**TASK TO CARRY OUT**
Wherever a line below holds the word "data", copy that line.

**LISTED RECORDS**
## start

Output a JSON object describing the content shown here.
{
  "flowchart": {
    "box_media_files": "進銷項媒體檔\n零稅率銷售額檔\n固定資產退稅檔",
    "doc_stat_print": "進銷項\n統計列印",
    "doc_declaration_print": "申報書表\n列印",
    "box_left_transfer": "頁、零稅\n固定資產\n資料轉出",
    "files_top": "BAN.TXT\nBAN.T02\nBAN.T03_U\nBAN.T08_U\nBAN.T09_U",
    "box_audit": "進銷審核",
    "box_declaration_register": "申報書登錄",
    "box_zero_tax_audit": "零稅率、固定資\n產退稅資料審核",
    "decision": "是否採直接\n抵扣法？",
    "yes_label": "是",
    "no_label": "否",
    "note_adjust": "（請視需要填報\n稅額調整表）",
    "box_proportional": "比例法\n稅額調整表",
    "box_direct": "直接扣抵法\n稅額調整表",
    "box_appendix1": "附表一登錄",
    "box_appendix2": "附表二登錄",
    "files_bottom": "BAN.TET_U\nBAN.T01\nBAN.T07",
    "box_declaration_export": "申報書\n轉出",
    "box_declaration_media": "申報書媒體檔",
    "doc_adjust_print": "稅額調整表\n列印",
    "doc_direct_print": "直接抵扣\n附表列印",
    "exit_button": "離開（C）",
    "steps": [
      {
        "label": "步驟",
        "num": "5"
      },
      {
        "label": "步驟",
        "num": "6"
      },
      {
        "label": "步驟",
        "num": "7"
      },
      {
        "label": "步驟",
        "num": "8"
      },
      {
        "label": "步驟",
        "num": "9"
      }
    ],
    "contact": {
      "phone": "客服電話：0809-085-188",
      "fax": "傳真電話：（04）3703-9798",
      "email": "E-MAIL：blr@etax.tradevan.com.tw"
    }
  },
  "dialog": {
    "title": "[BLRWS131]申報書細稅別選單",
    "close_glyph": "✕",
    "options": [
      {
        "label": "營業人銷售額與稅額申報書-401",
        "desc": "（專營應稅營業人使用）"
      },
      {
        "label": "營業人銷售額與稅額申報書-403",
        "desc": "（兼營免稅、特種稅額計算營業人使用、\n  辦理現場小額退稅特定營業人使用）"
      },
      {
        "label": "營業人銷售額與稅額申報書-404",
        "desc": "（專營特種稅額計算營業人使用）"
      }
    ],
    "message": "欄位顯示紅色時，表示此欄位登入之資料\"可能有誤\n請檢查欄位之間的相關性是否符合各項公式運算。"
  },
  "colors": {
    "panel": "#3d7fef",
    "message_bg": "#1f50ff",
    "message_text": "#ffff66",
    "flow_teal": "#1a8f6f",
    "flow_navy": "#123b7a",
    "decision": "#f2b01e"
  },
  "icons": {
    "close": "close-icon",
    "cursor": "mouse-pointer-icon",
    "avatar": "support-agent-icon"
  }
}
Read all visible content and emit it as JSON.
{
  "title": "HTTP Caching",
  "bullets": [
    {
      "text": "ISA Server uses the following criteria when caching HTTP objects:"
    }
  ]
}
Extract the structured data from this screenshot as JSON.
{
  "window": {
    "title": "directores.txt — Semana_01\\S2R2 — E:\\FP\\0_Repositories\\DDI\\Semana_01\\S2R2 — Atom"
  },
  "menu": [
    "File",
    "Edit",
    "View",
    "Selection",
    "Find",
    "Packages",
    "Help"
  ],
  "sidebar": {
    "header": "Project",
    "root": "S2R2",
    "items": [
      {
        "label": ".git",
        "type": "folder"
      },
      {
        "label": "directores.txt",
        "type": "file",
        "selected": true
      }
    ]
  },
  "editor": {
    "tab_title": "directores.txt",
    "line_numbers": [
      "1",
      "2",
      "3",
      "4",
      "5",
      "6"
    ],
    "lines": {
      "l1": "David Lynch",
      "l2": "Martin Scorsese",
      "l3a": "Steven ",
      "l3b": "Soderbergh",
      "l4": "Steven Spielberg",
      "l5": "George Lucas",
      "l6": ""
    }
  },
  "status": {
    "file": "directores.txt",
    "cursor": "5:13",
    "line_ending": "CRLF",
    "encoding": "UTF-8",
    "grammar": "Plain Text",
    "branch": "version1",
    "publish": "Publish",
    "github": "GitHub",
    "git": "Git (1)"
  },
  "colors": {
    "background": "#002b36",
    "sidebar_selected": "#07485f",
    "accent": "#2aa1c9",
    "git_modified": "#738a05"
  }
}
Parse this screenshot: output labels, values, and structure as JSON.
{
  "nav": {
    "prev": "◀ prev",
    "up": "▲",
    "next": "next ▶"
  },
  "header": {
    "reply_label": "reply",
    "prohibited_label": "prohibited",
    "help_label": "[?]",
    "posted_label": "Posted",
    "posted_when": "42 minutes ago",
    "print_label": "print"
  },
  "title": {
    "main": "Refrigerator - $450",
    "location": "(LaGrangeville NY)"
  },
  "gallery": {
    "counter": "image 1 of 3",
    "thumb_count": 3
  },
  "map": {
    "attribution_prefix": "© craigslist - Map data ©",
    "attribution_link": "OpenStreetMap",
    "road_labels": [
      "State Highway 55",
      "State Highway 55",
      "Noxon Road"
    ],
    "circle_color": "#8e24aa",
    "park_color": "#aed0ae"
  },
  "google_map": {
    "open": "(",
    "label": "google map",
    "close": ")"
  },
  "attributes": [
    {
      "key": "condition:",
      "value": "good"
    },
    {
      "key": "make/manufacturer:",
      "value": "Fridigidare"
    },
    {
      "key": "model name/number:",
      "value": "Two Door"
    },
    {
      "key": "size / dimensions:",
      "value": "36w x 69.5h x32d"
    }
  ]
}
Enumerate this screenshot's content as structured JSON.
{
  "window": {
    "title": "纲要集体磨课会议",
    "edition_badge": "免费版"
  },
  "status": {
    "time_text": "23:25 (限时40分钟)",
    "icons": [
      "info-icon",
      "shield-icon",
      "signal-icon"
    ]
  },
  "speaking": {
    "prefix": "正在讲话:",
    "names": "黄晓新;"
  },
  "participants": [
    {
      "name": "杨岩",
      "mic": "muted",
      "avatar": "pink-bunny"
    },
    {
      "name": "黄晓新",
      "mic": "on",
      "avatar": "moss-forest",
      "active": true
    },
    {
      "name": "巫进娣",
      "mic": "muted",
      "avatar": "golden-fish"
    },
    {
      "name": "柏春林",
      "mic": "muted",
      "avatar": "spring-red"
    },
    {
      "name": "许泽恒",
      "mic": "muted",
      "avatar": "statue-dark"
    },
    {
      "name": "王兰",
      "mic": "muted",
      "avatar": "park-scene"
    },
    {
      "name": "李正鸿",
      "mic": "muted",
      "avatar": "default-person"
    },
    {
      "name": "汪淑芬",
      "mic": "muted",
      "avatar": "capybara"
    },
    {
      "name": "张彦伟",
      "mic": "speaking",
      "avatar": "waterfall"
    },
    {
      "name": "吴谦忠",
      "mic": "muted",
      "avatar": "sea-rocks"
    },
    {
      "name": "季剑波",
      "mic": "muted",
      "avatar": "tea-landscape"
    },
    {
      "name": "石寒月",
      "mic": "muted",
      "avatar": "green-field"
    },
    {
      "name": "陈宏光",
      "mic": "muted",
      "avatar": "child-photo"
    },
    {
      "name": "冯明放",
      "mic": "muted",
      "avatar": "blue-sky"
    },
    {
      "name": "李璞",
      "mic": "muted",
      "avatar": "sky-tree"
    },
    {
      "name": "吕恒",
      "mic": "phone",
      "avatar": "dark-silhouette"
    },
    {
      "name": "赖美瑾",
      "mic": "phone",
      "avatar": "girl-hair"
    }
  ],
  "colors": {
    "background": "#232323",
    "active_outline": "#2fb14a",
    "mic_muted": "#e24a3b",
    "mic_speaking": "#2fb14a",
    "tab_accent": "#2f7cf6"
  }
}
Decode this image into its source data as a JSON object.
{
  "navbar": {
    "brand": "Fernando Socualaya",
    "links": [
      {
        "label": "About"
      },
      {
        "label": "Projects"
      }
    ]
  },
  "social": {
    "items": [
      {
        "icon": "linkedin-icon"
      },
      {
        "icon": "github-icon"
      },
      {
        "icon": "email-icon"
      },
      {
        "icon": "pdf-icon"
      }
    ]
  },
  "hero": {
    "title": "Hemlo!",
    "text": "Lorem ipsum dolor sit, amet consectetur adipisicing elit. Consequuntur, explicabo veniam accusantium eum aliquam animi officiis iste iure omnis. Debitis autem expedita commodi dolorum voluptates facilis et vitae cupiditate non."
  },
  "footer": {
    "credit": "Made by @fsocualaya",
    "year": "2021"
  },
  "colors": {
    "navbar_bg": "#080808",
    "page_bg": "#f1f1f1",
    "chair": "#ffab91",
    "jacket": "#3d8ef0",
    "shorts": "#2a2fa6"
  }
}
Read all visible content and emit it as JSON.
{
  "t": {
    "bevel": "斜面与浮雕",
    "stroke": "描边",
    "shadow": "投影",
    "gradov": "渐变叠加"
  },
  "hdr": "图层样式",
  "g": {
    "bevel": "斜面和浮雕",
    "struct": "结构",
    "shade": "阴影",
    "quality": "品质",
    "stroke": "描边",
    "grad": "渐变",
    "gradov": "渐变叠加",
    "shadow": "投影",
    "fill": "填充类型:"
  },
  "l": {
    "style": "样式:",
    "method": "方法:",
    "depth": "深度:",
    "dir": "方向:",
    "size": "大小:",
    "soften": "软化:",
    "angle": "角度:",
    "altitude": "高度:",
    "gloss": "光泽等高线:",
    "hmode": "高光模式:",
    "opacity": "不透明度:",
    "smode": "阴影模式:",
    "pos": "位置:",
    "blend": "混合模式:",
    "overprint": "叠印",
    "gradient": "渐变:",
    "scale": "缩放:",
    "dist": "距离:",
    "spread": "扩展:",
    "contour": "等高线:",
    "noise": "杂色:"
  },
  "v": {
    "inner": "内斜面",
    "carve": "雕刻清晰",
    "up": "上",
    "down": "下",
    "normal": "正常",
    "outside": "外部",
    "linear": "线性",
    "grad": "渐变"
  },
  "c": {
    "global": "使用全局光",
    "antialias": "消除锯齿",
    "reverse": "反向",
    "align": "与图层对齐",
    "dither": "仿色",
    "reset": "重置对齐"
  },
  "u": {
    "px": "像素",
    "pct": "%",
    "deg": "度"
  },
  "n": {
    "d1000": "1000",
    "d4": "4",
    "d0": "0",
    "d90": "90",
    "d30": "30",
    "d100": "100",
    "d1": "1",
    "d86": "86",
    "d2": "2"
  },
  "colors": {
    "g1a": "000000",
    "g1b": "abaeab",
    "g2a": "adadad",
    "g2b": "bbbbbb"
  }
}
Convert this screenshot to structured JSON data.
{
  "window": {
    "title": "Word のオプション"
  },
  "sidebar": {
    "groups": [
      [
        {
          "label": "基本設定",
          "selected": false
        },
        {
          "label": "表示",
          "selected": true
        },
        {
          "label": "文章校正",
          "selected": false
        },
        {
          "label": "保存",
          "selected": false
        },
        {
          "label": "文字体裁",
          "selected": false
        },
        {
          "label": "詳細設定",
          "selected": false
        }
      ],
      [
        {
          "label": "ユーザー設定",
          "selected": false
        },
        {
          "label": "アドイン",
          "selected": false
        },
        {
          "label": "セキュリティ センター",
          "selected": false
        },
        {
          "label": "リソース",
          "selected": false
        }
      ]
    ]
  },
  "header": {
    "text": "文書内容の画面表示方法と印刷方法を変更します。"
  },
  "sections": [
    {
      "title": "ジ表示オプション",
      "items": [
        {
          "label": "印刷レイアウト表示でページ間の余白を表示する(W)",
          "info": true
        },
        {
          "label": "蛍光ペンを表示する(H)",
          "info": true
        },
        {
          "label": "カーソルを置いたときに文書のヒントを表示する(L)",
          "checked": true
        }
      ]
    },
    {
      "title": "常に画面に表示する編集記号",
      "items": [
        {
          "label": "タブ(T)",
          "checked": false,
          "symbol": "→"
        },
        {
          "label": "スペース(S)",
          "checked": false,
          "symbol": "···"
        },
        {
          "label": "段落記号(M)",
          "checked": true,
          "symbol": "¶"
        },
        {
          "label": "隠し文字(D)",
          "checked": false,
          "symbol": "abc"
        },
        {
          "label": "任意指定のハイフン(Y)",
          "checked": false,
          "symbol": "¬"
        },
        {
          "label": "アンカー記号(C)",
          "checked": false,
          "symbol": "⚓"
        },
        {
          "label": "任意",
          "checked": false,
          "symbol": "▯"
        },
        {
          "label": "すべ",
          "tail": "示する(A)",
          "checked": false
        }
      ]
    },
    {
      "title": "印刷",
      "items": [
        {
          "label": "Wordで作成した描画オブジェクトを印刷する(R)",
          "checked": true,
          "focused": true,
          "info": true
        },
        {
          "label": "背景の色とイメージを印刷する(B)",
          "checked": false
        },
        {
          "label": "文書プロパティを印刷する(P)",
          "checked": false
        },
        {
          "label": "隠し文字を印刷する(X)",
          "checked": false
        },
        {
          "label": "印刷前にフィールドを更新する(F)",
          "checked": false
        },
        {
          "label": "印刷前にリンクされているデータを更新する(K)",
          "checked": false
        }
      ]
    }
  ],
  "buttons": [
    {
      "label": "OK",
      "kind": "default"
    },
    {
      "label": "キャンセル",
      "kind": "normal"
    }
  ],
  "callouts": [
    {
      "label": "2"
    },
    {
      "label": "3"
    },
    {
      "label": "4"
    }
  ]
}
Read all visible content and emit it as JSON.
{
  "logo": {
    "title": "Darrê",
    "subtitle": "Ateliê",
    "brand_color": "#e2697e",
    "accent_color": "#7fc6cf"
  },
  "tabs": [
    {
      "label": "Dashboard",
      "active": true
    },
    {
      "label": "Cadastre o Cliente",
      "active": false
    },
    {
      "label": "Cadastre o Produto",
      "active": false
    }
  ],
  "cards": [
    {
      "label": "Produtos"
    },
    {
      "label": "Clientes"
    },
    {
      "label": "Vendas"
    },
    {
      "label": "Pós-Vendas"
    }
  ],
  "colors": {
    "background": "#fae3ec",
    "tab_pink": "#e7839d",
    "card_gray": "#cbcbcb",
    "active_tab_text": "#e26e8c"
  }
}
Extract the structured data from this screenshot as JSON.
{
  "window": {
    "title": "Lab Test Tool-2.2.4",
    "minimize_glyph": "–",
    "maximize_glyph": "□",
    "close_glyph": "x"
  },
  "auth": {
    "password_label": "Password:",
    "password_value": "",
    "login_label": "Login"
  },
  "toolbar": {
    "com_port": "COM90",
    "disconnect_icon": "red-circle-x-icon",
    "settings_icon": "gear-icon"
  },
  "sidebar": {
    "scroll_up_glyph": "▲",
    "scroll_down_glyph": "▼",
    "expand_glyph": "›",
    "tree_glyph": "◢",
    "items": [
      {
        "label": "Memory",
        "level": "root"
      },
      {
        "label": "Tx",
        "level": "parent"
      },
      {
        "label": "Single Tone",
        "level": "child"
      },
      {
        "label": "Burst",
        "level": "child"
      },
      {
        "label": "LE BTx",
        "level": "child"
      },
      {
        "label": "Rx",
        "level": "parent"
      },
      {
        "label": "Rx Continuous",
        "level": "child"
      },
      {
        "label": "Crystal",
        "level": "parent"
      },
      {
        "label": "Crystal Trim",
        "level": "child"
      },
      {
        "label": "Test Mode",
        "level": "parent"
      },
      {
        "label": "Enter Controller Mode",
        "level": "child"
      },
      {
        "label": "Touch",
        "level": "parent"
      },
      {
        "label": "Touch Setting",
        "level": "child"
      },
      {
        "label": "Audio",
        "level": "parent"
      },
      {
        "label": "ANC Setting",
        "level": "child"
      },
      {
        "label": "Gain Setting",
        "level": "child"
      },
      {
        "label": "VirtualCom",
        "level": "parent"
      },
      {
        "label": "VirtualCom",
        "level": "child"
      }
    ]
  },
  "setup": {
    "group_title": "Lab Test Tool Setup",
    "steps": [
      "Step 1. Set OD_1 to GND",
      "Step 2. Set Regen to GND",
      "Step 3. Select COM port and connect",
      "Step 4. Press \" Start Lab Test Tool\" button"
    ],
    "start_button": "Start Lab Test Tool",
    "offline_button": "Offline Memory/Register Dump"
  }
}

## end

**SOLUTION FOR THIS TASK**
Extract the structured data from this screenshot as JSON.
    "attribution_prefix": "© craigslist - Map data ©",
Decode this image into its source data as a JSON object.
Convert this screenshot to structured JSON data.
Extract the structured data from this screenshot as JSON.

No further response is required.